-- begin Exercise inputs --
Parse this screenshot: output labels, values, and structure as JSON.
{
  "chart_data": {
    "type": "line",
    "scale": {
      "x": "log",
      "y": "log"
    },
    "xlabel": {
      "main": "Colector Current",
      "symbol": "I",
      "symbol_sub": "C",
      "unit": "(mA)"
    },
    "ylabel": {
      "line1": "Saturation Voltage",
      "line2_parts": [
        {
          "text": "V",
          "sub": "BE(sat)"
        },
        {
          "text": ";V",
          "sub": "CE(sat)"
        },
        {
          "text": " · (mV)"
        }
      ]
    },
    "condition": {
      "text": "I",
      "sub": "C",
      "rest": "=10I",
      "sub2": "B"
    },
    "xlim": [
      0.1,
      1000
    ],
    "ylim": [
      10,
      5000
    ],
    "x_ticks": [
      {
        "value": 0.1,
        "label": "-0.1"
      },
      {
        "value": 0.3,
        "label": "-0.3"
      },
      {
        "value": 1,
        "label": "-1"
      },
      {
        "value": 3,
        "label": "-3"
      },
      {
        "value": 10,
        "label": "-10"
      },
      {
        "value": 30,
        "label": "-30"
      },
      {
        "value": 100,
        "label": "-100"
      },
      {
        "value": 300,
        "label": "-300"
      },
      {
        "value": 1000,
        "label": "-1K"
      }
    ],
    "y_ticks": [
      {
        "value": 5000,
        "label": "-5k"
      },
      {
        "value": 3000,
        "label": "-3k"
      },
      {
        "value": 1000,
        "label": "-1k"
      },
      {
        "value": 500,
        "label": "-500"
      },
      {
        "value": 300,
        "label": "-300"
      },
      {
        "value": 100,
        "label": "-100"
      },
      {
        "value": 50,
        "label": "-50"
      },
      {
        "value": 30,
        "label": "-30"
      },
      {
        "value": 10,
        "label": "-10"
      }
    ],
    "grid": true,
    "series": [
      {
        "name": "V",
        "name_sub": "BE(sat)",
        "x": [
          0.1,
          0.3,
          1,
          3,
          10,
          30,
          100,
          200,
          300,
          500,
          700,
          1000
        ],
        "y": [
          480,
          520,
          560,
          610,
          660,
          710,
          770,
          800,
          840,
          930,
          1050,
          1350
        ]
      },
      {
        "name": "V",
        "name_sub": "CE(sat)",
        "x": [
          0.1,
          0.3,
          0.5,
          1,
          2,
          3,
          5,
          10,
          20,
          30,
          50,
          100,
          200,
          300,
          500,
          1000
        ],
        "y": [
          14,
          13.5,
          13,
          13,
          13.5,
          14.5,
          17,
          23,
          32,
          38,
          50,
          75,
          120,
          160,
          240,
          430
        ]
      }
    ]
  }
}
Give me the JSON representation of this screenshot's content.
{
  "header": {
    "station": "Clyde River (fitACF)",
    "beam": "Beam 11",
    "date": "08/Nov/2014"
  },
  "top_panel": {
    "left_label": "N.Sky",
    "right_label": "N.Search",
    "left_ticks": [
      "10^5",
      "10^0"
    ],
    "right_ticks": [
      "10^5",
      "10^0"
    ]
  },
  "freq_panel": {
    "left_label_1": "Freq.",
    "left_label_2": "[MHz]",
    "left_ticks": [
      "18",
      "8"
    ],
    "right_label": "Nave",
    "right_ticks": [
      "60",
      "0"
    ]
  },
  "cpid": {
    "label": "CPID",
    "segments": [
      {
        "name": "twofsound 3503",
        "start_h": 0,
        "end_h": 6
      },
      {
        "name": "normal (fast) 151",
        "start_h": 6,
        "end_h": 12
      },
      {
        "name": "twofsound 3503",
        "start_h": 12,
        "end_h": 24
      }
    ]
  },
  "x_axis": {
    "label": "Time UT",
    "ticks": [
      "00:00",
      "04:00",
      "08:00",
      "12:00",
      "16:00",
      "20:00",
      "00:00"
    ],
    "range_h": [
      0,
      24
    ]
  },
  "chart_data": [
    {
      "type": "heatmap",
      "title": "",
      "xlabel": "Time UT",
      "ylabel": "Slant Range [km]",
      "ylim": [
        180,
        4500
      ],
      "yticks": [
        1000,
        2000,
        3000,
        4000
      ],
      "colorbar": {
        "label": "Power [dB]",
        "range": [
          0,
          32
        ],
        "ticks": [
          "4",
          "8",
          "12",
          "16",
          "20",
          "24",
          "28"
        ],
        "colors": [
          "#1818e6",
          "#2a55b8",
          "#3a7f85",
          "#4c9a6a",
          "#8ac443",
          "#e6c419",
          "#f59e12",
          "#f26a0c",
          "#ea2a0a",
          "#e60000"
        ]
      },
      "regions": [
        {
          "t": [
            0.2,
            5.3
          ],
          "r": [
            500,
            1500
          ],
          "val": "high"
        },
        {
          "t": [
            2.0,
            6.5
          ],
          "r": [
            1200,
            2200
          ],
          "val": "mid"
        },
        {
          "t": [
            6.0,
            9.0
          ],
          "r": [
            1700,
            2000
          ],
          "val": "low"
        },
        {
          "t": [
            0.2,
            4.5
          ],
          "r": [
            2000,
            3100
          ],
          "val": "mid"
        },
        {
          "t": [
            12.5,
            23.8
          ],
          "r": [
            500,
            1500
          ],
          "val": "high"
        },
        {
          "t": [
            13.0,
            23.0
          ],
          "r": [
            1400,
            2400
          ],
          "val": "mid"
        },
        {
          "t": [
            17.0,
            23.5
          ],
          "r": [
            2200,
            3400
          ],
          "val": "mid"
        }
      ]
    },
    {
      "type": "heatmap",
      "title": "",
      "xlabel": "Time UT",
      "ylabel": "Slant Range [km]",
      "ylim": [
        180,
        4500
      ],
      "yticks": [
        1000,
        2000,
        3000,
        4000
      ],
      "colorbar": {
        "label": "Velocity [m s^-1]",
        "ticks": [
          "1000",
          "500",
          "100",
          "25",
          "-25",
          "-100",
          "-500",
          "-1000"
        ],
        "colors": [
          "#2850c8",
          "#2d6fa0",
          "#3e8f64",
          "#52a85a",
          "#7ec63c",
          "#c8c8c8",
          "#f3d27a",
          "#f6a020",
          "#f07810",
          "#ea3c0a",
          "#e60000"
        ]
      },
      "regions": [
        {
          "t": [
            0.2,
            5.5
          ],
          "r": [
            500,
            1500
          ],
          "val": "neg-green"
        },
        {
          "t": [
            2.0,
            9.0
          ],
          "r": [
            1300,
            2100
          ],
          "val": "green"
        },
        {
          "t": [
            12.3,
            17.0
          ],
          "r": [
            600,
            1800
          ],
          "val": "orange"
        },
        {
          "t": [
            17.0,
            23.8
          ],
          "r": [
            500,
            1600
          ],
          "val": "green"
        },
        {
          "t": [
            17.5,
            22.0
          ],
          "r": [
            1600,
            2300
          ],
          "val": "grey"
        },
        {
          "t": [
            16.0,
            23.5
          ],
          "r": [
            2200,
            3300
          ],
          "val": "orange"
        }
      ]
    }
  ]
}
-- end Exercise inputs --
* Stated task *
Extract each record, keeping it identical to the original.

* Reply *
Parse this screenshot: output labels, values, and structure as JSON.
{
  "chart_data": {
    "type": "line",
    "scale": {
      "x": "log",
      "y": "log"
    },
    "xlabel": {
      "main": "Colector Current",
      "symbol": "I",
      "symbol_sub": "C",
      "unit": "(mA)"
    },
    "ylabel": {
      "line1": "Saturation Voltage",
      "line2_parts": [
        {
          "text": "V",
          "sub": "BE(sat)"
        },
        {
          "text": ";V",
          "sub": "CE(sat)"
        },
        {
          "text": " · (mV)"
        }
      ]
    },
    "condition": {
      "text": "I",
      "sub": "C",
      "rest": "=10I",
      "sub2": "B"
    },
    "xlim": [
      0.1,
      1000
    ],
    "ylim": [
      10,
      5000
    ],
    "x_ticks": [
      {
        "value": 0.1,
        "label": "-0.1"
      },
      {
        "value": 0.3,
        "label": "-0.3"
      },
      {
        "value": 1,
        "label": "-1"
      },
      {
        "value": 3,
        "label": "-3"
      },
      {
        "value": 10,
        "label": "-10"
      },
      {
        "value": 30,
        "label": "-30"
      },
      {
        "value": 100,
        "label": "-100"
      },
      {
        "value": 300,
        "label": "-300"
      },
      {
        "value": 1000,
        "label": "-1K"
      }
    ],
    "y_ticks": [
      {
        "value": 5000,
        "label": "-5k"
      },
      {
        "value": 3000,
        "label": "-3k"
      },
      {
        "value": 1000,
        "label": "-1k"
      },
      {
        "value": 500,
        "label": "-500"
      },
      {
        "value": 300,
        "label": "-300"
      },
      {
        "value": 100,
        "label": "-100"
      },
      {
        "value": 50,
        "label": "-50"
      },
      {
        "value": 30,
        "label": "-30"
      },
      {
        "value": 10,
        "label": "-10"
      }
    ],
    "grid": true,
    "series": [
      {
        "name": "V",
        "name_sub": "BE(sat)",
        "x": [
          0.1,
          0.3,
          1,
          3,
          10,
          30,
          100,
          200,
          300,
          500,
          700,
          1000
        ],
        "y": [
          480,
          520,
          560,
          610,
          660,
          710,
          770,
          800,
          840,
          930,
          1050,
          1350
        ]
      },
      {
        "name": "V",
        "name_sub": "CE(sat)",
        "x": [
          0.1,
          0.3,
          0.5,
          1,
          2,
          3,
          5,
          10,
          20,
          30,
          50,
          100,
          200,
          300,
          500,
          1000
        ],
        "y": [
          14,
          13.5,
          13,
          13,
          13.5,
          14.5,
          17,
          23,
          32,
          38,
          50,
          75,
          120,
          160,
          240,
          430
        ]
      }
    ]
  }
}
Give me the JSON representation of this screenshot's content.
{
  "header": {
    "station": "Clyde River (fitACF)",
    "beam": "Beam 11",
    "date": "08/Nov/2014"
  },
  "top_panel": {
    "left_label": "N.Sky",
    "right_label": "N.Search",
    "left_ticks": [
      "10^5",
      "10^0"
    ],
    "right_ticks": [
      "10^5",
      "10^0"
    ]
  },
  "freq_panel": {
    "left_label_1": "Freq.",
    "left_label_2": "[MHz]",
    "left_ticks": [
      "18",
      "8"
    ],
    "right_label": "Nave",
    "right_ticks": [
      "60",
      "0"
    ]
  },
  "cpid": {
    "label": "CPID",
    "segments": [
      {
        "name": "twofsound 3503",
        "start_h": 0,
        "end_h": 6
      },
      {
        "name": "normal (fast) 151",
        "start_h": 6,
        "end_h": 12
      },
      {
        "name": "twofsound 3503",
        "start_h": 12,
        "end_h": 24
      }
    ]
  },
  "x_axis": {
    "label": "Time UT",
    "ticks": [
      "00:00",
      "04:00",
      "08:00",
      "12:00",
      "16:00",
      "20:00",
      "00:00"
    ],
    "range_h": [
      0,
      24
    ]
  },
  "chart_data": [
    {
      "type": "heatmap",
      "title": "",
      "xlabel": "Time UT",
      "ylabel": "Slant Range [km]",
      "ylim": [
        180,
        4500
      ],
      "yticks": [
        1000,
        2000,
        3000,
        4000
      ],
      "colorbar": {
        "label": "Power [dB]",
        "range": [
          0,
          32
        ],
        "ticks": [
          "4",
          "8",
          "12",
          "16",
          "20",
          "24",
          "28"
        ],
        "colors": [
          "#1818e6",
          "#2a55b8",
          "#3a7f85",
          "#4c9a6a",
          "#8ac443",
          "#e6c419",
          "#f59e12",
          "#f26a0c",
          "#ea2a0a",
          "#e60000"
        ]
      },
      "regions": [
        {
          "t": [
            0.2,
            5.3
          ],
          "r": [
            500,
            1500
          ],
          "val": "high"
        },
        {
          "t": [
            2.0,
            6.5
          ],
          "r": [
            1200,
            2200
          ],
          "val": "mid"
        },
        {
          "t": [
            6.0,
            9.0
          ],
          "r": [
            1700,
            2000
          ],
          "val": "low"
        },
        {
          "t": [
            0.2,
            4.5
          ],
          "r": [
            2000,
            3100
          ],
          "val": "mid"
        },
        {
          "t": [
            12.5,
            23.8
          ],
          "r": [
            500,
            1500
          ],
          "val": "high"
        },
        {
          "t": [
            13.0,
            23.0
          ],
          "r": [
            1400,
            2400
          ],
          "val": "mid"
        },
        {
          "t": [
            17.0,
            23.5
          ],
          "r": [
            2200,
            3400
          ],
          "val": "mid"
        }
      ]
    },
    {
      "type": "heatmap",
      "title": "",
      "xlabel": "Time UT",
      "ylabel": "Slant Range [km]",
      "ylim": [
        180,
        4500
      ],
      "yticks": [
        1000,
        2000,
        3000,
        4000
      ],
      "colorbar": {
        "label": "Velocity [m s^-1]",
        "ticks": [
          "1000",
          "500",
          "100",
          "25",
          "-25",
          "-100",
          "-500",
          "-1000"
        ],
        "colors": [
          "#2850c8",
          "#2d6fa0",
          "#3e8f64",
          "#52a85a",
          "#7ec63c",
          "#c8c8c8",
          "#f3d27a",
          "#f6a020",
          "#f07810",
          "#ea3c0a",
          "#e60000"
        ]
      },
      "regions": [
        {
          "t": [
            0.2,
            5.5
          ],
          "r": [
            500,
            1500
          ],
          "val": "neg-green"
        },
        {
          "t": [
            2.0,
            9.0
          ],
          "r": [
            1300,
            2100
          ],
          "val": "green"
        },
        {
          "t": [
            12.3,
            17.0
          ],
          "r": [
            600,
            1800
          ],
          "val": "orange"
        },
        {
          "t": [
            17.0,
            23.8
          ],
          "r": [
            500,
            1600
          ],
          "val": "green"
        },
        {
          "t": [
            17.5,
            22.0
          ],
          "r": [
            1600,
            2300
          ],
          "val": "grey"
        },
        {
          "t": [
            16.0,
            23.5
          ],
          "r": [
            2200,
            3300
          ],
          "val": "orange"
        }
      ]
    }
  ]
}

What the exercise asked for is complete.